抜粋箇所:
::::

説明

畦塗り機

【課題】適切な畦塗り作業ができる畦塗り機を提供する。
【解決手段】畦塗り機は、トラクタに連結する機体を備える。機体には、土を耕耘して盛り上げる盛土体およびこの盛土体による盛土を締め固めて畦を形成する畦形成体を回転可能に設ける。機体には、下端部が圃場表面部に刺さり込んだ状態で進行方向に移動する方向輪26を上下動可能に設ける。機体には、方向輪26の機体に対する上下動を規制するロック状態および方向輪26の機体に対する上下動を許容するロック解除状態に選択的に切り換え可能なロック手段91を設ける。

【発明の詳細な説明】
【技術分野】
【0001】
本発明は、適切な畦塗り作業ができる畦塗り機に関する。
【背景技術】
【0002】
従来、例えば特許文献1に記載された畦塗り機が知られている。

::::

データ:
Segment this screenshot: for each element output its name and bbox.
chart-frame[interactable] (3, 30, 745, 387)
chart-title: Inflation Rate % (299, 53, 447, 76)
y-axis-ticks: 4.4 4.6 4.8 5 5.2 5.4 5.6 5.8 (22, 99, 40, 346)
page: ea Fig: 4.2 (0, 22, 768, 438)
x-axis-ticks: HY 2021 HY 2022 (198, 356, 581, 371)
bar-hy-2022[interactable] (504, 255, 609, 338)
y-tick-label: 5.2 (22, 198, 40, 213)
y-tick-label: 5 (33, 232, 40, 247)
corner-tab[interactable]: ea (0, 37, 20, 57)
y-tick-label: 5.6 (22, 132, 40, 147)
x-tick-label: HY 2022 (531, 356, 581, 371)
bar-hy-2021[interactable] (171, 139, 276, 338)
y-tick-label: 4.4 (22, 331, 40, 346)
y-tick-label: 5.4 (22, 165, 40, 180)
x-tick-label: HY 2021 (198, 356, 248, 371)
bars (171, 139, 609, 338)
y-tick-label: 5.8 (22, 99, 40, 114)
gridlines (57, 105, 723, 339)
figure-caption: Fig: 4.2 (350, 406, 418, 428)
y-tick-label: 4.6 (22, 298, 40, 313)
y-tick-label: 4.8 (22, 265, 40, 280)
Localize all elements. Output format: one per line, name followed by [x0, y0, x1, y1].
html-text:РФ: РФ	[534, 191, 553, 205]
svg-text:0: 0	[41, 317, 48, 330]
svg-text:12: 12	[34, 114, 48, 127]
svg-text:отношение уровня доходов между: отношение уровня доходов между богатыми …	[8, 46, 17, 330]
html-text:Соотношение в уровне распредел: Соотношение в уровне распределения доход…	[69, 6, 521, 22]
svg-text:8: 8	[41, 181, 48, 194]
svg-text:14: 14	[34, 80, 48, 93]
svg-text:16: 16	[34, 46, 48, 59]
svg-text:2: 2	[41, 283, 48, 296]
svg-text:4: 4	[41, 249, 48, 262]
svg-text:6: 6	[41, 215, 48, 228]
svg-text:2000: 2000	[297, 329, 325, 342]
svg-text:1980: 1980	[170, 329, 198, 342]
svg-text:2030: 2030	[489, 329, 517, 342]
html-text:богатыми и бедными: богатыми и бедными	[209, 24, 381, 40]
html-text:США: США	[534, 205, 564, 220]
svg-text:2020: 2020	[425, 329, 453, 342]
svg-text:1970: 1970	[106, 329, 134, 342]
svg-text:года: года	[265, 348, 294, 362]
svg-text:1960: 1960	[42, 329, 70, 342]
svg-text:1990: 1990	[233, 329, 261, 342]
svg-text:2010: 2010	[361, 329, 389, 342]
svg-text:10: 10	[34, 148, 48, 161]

::::

作業 1:
畦塗り機の説明文によると、方向輪26はどのような状態で進行方向に移動するか。
作業 2:
畦塗り機の説明文を、最後の文のあとから書き継げ。

出力結果 1:
下端部が圃場表面部に刺さり込んだ状態で移動する。

出力結果 2:
【0003】
そして、この従来の畦塗り機は、図18に示されるように、走行車であるトラクタ(図示せず)の後部に連結される機体1と、機体1に設けられ土を耕耘して盛り上げる盛土体2と、機体1に設けられ盛土体2にて盛り上げられた盛土を締め固めて畦を形成する畦形成体3と、機体1に設けられ下端部が圃場表面部に刺さり込んだ状態で進行方向に移動する方向輪4とを備えている。
【先行技術文献】
【特許文献】
【0004】
【特許文献1】特開2006−246750号公報(図1等)
【発明の概要】
【発明が解決しようとする課題】
【0005】
ところで、図19(a)および(b)に示されるように、圃場の隅部における圃場表面部には、例えばロータリーによる残耕部分等の硬い部分が生じる場合がある。
【0006】
この場合、従来の畦塗り機では、図20に示されるように、方向輪4が圃場表面部の硬い部分に刺さり込まずにこの硬い部分上に乗り上げ、畦形成体3が適正な高さ位置から上方に浮き上がってしまうため、適切な畦塗り作業ができないおそれがある。
【0007】
また、図21(a)および(b)に示されるように、圃場の隅部における圃場表面部には、例えばコンバインの旋回による土寄り部分等の高い部分が生じる場合がある。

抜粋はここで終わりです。